--- Start of Given records ---

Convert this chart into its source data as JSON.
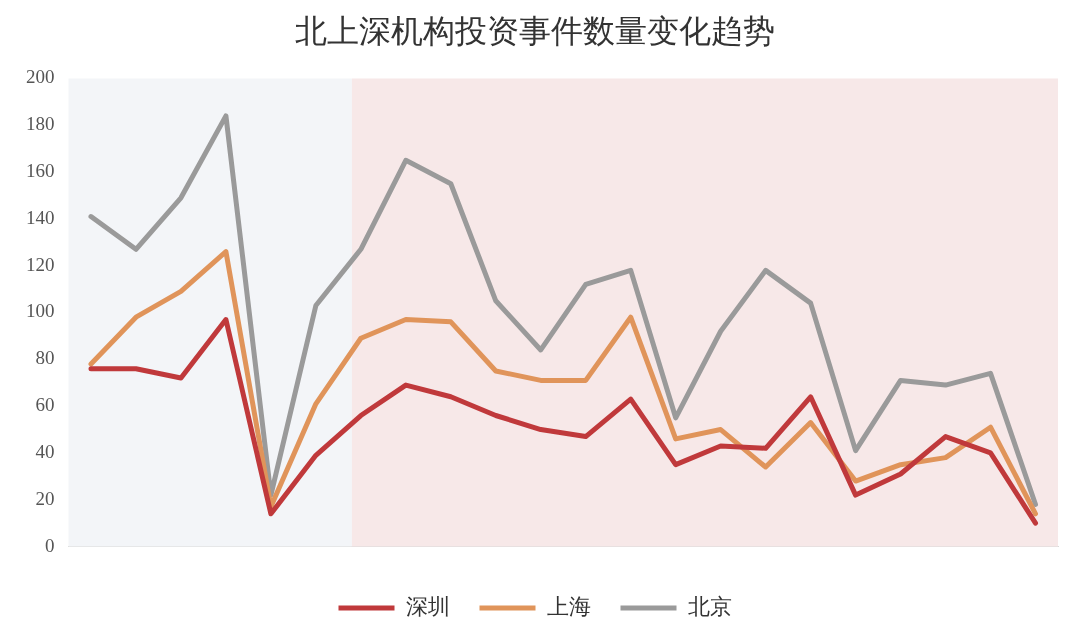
{
  "chart_data": {
    "type": "line",
    "title": "北上深机构投资事件数量变化趋势",
    "categories": [
      null,
      null,
      null,
      null,
      null,
      null,
      null,
      null,
      null,
      null,
      null,
      null,
      null,
      null,
      null,
      null,
      null,
      null,
      null,
      null,
      null,
      null
    ],
    "series": [
      {
        "name": "深圳",
        "color": "#c0393b",
        "values": [
          76,
          76,
          72,
          97,
          14,
          39,
          56,
          69,
          64,
          56,
          50,
          47,
          63,
          35,
          43,
          42,
          64,
          22,
          31,
          47,
          40,
          10
        ]
      },
      {
        "name": "上海",
        "color": "#e0945a",
        "values": [
          78,
          98,
          109,
          126,
          17,
          61,
          89,
          97,
          96,
          75,
          71,
          71,
          98,
          46,
          50,
          34,
          53,
          28,
          35,
          38,
          51,
          14
        ]
      },
      {
        "name": "北京",
        "color": "#9a9a9a",
        "values": [
          141,
          127,
          149,
          184,
          22,
          103,
          127,
          165,
          155,
          105,
          84,
          112,
          118,
          55,
          92,
          118,
          104,
          41,
          71,
          69,
          74,
          18
        ]
      }
    ],
    "ylim": [
      0,
      200
    ],
    "yticks": [
      0,
      20,
      40,
      60,
      80,
      100,
      120,
      140,
      160,
      180,
      200
    ],
    "grid": false,
    "legend": "bottom",
    "line_style": "solid",
    "marker": "none"
  }
}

--- End of Given records ---

#### What to do
Reproduce each entry precisely. Leave the pictures out.

#### Full output
Convert this chart into its source data as JSON.
{
  "chart_data": {
    "type": "line",
    "title": "北上深机构投资事件数量变化趋势",
    "categories": [
      null,
      null,
      null,
      null,
      null,
      null,
      null,
      null,
      null,
      null,
      null,
      null,
      null,
      null,
      null,
      null,
      null,
      null,
      null,
      null,
      null,
      null
    ],
    "series": [
      {
        "name": "深圳",
        "color": "#c0393b",
        "values": [
          76,
          76,
          72,
          97,
          14,
          39,
          56,
          69,
          64,
          56,
          50,
          47,
          63,
          35,
          43,
          42,
          64,
          22,
          31,
          47,
          40,
          10
        ]
      },
      {
        "name": "上海",
        "color": "#e0945a",
        "values": [
          78,
          98,
          109,
          126,
          17,
          61,
          89,
          97,
          96,
          75,
          71,
          71,
          98,
          46,
          50,
          34,
          53,
          28,
          35,
          38,
          51,
          14
        ]
      },
      {
        "name": "北京",
        "color": "#9a9a9a",
        "values": [
          141,
          127,
          149,
          184,
          22,
          103,
          127,
          165,
          155,
          105,
          84,
          112,
          118,
          55,
          92,
          118,
          104,
          41,
          71,
          69,
          74,
          18
        ]
      }
    ],
    "ylim": [
      0,
      200
    ],
    "yticks": [
      0,
      20,
      40,
      60,
      80,
      100,
      120,
      140,
      160,
      180,
      200
    ],
    "grid": false,
    "legend": "bottom",
    "line_style": "solid",
    "marker": "none"
  }
}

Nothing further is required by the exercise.